What you should do: Extract every line that contains the string "企业经营哲学".

-- -- --

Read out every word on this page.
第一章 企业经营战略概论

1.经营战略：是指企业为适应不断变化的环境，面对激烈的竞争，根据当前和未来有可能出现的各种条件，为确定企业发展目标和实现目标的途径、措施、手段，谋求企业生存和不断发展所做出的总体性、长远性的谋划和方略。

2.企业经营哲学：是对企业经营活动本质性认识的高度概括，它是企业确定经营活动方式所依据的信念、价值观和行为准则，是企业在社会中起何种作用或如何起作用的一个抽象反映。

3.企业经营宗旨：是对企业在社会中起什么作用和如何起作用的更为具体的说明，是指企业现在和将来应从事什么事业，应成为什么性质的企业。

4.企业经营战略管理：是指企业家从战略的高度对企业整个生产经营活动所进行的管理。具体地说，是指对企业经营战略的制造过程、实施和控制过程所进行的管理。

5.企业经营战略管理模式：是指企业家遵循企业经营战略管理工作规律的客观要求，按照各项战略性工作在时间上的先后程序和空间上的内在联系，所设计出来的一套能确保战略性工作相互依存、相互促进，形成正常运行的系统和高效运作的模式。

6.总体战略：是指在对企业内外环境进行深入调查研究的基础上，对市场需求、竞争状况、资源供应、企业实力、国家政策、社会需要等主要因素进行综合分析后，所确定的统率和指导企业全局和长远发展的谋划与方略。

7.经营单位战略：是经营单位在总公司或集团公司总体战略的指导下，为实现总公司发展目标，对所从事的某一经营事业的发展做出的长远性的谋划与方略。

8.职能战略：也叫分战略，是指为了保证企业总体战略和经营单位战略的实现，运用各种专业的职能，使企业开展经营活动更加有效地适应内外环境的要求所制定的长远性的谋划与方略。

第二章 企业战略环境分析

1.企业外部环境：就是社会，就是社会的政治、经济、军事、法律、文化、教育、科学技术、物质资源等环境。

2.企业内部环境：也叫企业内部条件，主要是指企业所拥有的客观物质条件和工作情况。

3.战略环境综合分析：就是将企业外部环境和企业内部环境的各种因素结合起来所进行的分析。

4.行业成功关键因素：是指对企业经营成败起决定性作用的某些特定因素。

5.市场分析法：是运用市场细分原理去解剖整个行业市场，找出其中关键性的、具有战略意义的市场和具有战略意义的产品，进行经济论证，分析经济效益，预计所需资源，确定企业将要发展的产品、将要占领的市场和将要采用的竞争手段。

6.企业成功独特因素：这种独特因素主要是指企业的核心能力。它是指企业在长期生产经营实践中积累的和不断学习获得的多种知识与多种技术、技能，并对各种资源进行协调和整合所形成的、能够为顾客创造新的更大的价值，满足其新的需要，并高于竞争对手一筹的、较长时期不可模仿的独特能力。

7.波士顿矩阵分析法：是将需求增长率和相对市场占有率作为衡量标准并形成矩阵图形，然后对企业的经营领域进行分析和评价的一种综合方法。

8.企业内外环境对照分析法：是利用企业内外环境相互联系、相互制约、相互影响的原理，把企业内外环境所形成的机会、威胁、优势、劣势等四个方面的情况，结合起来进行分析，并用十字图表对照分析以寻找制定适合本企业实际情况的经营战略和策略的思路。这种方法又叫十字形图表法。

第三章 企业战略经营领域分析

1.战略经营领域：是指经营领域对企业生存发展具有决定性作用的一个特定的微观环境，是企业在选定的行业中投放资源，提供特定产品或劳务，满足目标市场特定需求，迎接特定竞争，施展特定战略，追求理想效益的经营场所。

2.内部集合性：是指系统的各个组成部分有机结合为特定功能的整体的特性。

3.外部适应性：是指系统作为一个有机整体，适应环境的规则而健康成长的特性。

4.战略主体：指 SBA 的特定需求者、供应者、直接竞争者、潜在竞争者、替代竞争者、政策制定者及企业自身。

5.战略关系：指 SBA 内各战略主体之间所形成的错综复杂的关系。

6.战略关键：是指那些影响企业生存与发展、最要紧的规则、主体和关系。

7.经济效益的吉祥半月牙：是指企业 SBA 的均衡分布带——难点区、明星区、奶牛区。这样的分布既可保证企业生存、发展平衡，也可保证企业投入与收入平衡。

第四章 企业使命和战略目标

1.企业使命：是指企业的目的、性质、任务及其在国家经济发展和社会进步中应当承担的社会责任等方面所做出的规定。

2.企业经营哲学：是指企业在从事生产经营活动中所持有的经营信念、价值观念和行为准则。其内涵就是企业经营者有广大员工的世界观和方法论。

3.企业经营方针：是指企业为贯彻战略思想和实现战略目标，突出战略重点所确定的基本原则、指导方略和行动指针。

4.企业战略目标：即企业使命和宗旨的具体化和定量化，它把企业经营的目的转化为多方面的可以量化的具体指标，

-- -- --

Task answer:
2.企业经营哲学：是对企业经营活动本质性认识的高度概括，它是企业确定经营活动方式所依据的信念、价值观和行为准则，是企业在社会中起何种作用或如何起作用的一个抽象反映。
2.企业经营哲学：是指企业在从事生产经营活动中所持有的经营信念、价值观念和行为准则。其内涵就是企业经营者有广大员工的世界观和方法论。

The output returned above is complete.